EXCERPT:
[start]

In [1]:
import pandas as pd
import numpy as np
import importlib

In [2]:
numbers = ['2','3','4','5','6','7','8','9']
number_words = ['two', 'three', 'four', 'five', 'six', 'seven', 'eight', 'nine', 'ten', 'Two', 'Three', 'Four', 'Five', 'Six', 'Seven', 'Eight', 'Nine', 'Ten']
currency_words = ['euro', 'yen', 'Euro','Yen']
currency_signs = ['€', '¥']
selection_multi = ['multi']
selection_phrase = ['phrase']
selection_passage = ['passage']
#baseline = importlib.import_module('transformer-baseline-task-1')

def has_number_word(inputString):
    return any(word in number_words for word in inputString.split())

def has_number(inputString):
    return any(char.isdigit() for char in inputString)

def has_currency_word(inputString):
    return any(word in currency_words for word in inputString.split())

def has_currency_sign(inputString):
    return any(char in currency_signs for char in inputString)

df = pd.read_json('./validation.jsonl', lines=True)
df['postText'] = df['postText'].apply(lambda p: p[0])

df['st_contains_currency_sign_or_word'] = df['postText'].apply(lambda p: has_currency_sign(p) or has_currency_word(p))
df['st_contains_numbers_or_number_words'] = df['postText'].apply(lambda p: has_number(p) or has_number_word(p))
conditions = [
    ((df['st_contains_numbers_or_number_words'] == True) & (df['st_contains_currency_sign_or_word'] == False))
]
df['multiByCondition'] = np.select(conditions,['multi'],'')
mask_multi_pred = df.multiByCondition.apply(lambda x: any(item for item in selection_multi if item in x))
index_array_conditional = df[mask_multi_pred].index

In [3]:
mask_multi_act = df.tags.apply(lambda x: any(item for item in selection_multi if item in x))
mask_phrase_act = df.tags.apply(lambda x: any(item for item in selection_phrase if item in x))
mask_passage_act = df.tags.apply(lambda x: any(item for item in selection_passage if item in x))
df['targetParagraphsAmount'] = df['targetParagraphs'].apply(lambda p: len(p))
average_multi_target_amounts = df[mask_multi_act]['targetParagraphsAmount'].mean()

[end]

RECORDS SUPPLIED:
[start]

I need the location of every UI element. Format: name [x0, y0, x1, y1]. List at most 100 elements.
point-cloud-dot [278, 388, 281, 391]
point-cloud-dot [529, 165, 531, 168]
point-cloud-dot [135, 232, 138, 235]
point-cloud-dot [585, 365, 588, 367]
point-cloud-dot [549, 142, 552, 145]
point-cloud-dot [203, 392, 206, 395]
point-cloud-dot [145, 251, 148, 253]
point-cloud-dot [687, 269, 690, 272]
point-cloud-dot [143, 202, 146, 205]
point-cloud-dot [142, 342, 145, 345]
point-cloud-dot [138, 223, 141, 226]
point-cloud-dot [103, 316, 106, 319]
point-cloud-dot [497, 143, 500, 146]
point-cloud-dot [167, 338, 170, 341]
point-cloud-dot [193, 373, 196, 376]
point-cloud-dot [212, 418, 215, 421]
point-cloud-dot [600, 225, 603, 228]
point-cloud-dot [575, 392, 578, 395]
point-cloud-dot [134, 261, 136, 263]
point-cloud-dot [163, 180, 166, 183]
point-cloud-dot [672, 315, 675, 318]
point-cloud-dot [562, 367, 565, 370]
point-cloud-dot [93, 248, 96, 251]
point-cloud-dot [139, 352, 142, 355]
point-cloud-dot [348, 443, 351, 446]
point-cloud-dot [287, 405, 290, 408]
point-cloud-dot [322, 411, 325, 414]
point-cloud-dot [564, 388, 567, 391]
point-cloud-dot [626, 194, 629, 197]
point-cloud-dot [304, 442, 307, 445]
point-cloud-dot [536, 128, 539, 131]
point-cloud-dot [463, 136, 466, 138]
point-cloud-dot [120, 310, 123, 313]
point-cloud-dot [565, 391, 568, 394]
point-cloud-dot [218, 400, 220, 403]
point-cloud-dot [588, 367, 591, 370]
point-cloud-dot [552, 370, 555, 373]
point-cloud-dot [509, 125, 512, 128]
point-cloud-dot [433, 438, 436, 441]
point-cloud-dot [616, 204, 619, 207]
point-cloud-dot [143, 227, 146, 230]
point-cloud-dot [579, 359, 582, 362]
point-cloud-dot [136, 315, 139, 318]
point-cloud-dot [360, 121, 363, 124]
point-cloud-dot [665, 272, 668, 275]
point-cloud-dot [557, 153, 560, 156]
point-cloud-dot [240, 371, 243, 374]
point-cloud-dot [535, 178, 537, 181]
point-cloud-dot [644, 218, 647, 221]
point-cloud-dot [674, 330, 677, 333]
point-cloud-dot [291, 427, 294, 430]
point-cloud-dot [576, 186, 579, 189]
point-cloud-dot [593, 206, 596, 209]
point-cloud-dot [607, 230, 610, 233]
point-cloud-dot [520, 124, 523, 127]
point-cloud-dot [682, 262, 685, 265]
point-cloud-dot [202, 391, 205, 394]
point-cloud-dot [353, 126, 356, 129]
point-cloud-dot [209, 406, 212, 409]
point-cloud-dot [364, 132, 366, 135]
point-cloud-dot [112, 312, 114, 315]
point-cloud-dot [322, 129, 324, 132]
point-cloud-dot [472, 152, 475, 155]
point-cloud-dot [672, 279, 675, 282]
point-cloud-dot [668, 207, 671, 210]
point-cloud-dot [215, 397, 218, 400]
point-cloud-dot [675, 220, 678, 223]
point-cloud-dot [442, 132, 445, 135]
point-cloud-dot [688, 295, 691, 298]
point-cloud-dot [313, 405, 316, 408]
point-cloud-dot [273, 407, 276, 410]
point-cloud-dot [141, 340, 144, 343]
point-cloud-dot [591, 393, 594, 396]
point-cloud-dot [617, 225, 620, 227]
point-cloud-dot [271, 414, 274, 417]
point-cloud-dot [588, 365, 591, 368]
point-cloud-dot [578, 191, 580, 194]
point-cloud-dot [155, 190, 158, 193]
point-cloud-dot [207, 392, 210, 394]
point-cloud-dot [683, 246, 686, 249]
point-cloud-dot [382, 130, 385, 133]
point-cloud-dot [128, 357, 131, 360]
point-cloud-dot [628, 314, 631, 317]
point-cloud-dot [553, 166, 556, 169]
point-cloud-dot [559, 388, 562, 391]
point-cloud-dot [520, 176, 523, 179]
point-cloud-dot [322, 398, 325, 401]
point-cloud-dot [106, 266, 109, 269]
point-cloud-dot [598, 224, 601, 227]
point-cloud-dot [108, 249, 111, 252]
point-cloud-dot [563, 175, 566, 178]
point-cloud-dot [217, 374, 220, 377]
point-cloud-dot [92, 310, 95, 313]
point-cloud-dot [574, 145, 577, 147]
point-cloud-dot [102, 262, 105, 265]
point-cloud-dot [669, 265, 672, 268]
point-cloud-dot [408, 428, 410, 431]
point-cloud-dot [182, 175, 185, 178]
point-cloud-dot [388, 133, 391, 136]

[end]

SHORT EXERCISE 1:
In the pandas notebook, which file is read into the dataframe?
SHORT EXERCISE 2:
Continue the pandas notebook from its last line of code.

OUTPUT 1:
./validation.jsonl

OUTPUT 2:
average_phrase_target_amounts = df[mask_phrase_act]['targetParagraphsAmount'].mean()
average_passage_target_amounts = df[mask_passage_act]['targetParagraphsAmount'].mean()

def multiHasLowestDistance(targetParagraphAmount):
    distanceMultiMean = abs(targetParagraphAmount - average_multi_target_amounts)
    distancePassageMean = abs(targetParagraphAmount - average_passage_target_amounts)
    distancePhraseMean = abs(targetParagraphAmount - average_phrase_target_amounts)
    distance_list = [distanceMultiMean, distancePassageMean, distancePhraseMean]
    distance_list.sort()
    if distance_list[0] == distanceMultiMean: return True
    return False

lowest_dist_to_multi_avg = df['targetParagraphs'].apply(lambda p: multiHasLowestDistance(len(p)))
index_array_distance = df[lowest_dist_to_multi_avg].index

In [8]:
def contains_recipe_words(inputString):
    return any(word in ['tbsp.', 'Tbsp.', 'tbs.', 'Tbs.', 'oz.', 'Oz.'] for word in inputString.split())

def get_number(inputString):
    for char in inputString:
        return int(char) if char.isdigit() else 0

def contains_explicit_enumeration(targetParagraphs):
    predIsSmallerCounter = 0;
    lastNumber = 0;
    for targetParagraph in targetParagraphs:
        if(contains_recipe_words(targetParagraph)): return False
        firstCharsOfParagraph = targetParagraph[0:2]
        number_exists = has_number(firstCharsOfParagraph)
        if number_exists:
            currentNumber = get_number(firstCharsOfParagraph)
            if lastNumber < currentNumber: predIsSmallerCounter = predIsSmallerCounter + 1;
            lastNumber = currentNumber;
    return True if predIsSmallerCounter >= 2 else False

df = pd.read_json('./validation.jsonl', lines=True)
df['containsExplicitEnumeration'] = df.targetParagraphs.apply(lambda x: contains_explicit_enumeration(x))
conditions = [
    ((df['containsExplicitEnumeration'] == True))
]
df['spoilerType'] = np.select(conditions,['multi'],'')
mask_multi_pred = df.spoilerType.apply(lambda x: any(item for item in selection_multi if item in x))
index_array_explicit_enum = df[mask_multi_pred].index

In [9]:
indecesMajVoted = []
for index in range(df.index.start, df.index.stop):
    arrayCount = 0
    if index in index_array_conditional: arrayCount = arrayCount + 1
    if index in index_array_distance: arrayCount = arrayCount + 1
    if index in index_array_explicit_enum: arrayCount = arrayCount + 1
    if arrayCount >= 2: indecesMajVoted.append(index)

In [12]:
df.loc[indecesMajVoted,'spoilerType'] = '[multi]'

mask_multi_act = df.tags.apply(lambda x: any(item for item in selection_multi if item in x))
mask_multi_not_act = df.tags.apply(lambda x: not any(item for item in selection_multi if item in x))
mask_multi_pred = df.spoilerType.apply(lambda x: any(item for item in selection_multi if item in x))
mask_multi_not_pred = df.spoilerType.apply(lambda x: not any(item for item in selection_multi if item in x))

true_positive = len(df[mask_multi_pred & mask_multi_act].index)
false_positive = len(df[mask_multi_pred & mask_multi_not_act].index)
true_negative = len(df[mask_multi_not_pred & mask_multi_not_act].index)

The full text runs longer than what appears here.